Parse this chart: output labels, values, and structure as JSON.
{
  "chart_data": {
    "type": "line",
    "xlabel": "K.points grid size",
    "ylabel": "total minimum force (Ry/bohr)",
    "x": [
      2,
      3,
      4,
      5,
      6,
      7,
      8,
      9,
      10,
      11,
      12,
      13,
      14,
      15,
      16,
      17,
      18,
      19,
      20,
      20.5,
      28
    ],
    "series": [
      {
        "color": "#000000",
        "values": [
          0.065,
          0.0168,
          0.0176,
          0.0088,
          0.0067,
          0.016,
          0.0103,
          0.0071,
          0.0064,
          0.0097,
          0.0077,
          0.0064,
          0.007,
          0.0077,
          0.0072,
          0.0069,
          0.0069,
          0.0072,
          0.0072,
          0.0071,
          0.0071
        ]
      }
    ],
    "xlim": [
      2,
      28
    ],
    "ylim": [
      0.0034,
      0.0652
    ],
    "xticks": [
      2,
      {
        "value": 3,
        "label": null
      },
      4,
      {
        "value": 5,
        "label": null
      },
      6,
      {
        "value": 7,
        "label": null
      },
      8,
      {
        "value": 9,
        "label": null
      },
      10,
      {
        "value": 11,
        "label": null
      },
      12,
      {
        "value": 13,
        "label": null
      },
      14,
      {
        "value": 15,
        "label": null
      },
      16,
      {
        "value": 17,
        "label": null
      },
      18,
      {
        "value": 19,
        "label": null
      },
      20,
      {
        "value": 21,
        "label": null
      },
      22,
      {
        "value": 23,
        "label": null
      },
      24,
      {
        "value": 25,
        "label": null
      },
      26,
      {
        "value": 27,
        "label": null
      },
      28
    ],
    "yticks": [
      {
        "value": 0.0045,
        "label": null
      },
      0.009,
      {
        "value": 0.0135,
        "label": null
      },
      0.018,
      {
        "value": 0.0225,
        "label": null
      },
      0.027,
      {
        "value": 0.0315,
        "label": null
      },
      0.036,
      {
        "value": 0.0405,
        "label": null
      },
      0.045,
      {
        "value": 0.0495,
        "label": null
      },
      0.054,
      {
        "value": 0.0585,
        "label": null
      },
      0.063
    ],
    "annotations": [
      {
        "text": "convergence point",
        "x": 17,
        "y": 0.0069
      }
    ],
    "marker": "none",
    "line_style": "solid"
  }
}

PROBLEM TO WORK ON:
Write each line above out exactly.

WRITTEN ANSWER:
Parse this chart: output labels, values, and structure as JSON.
{
  "chart_data": {
    "type": "line",
    "xlabel": "K.points grid size",
    "ylabel": "total minimum force (Ry/bohr)",
    "x": [
      2,
      3,
      4,
      5,
      6,
      7,
      8,
      9,
      10,
      11,
      12,
      13,
      14,
      15,
      16,
      17,
      18,
      19,
      20,
      20.5,
      28
    ],
    "series": [
      {
        "color": "#000000",
        "values": [
          0.065,
          0.0168,
          0.0176,
          0.0088,
          0.0067,
          0.016,
          0.0103,
          0.0071,
          0.0064,
          0.0097,
          0.0077,
          0.0064,
          0.007,
          0.0077,
          0.0072,
          0.0069,
          0.0069,
          0.0072,
          0.0072,
          0.0071,
          0.0071
        ]
      }
    ],
    "xlim": [
      2,
      28
    ],
    "ylim": [
      0.0034,
      0.0652
    ],
    "xticks": [
      2,
      {
        "value": 3,
        "label": null
      },
      4,
      {
        "value": 5,
        "label": null
      },
      6,
      {
        "value": 7,
        "label": null
      },
      8,
      {
        "value": 9,
        "label": null
      },
      10,
      {
        "value": 11,
        "label": null
      },
      12,
      {
        "value": 13,
        "label": null
      },
      14,
      {
        "value": 15,
        "label": null
      },
      16,
      {
        "value": 17,
        "label": null
      },
      18,
      {
        "value": 19,
        "label": null
      },
      20,
      {
        "value": 21,
        "label": null
      },
      22,
      {
        "value": 23,
        "label": null
      },
      24,
      {
        "value": 25,
        "label": null
      },
      26,
      {
        "value": 27,
        "label": null
      },
      28
    ],
    "yticks": [
      {
        "value": 0.0045,
        "label": null
      },
      0.009,
      {
        "value": 0.0135,
        "label": null
      },
      0.018,
      {
        "value": 0.0225,
        "label": null
      },
      0.027,
      {
        "value": 0.0315,
        "label": null
      },
      0.036,
      {
        "value": 0.0405,
        "label": null
      },
      0.045,
      {
        "value": 0.0495,
        "label": null
      },
      0.054,
      {
        "value": 0.0585,
        "label": null
      },
      0.063
    ],
    "annotations": [
      {
        "text": "convergence point",
        "x": 17,
        "y": 0.0069
      }
    ],
    "marker": "none",
    "line_style": "solid"
  }
}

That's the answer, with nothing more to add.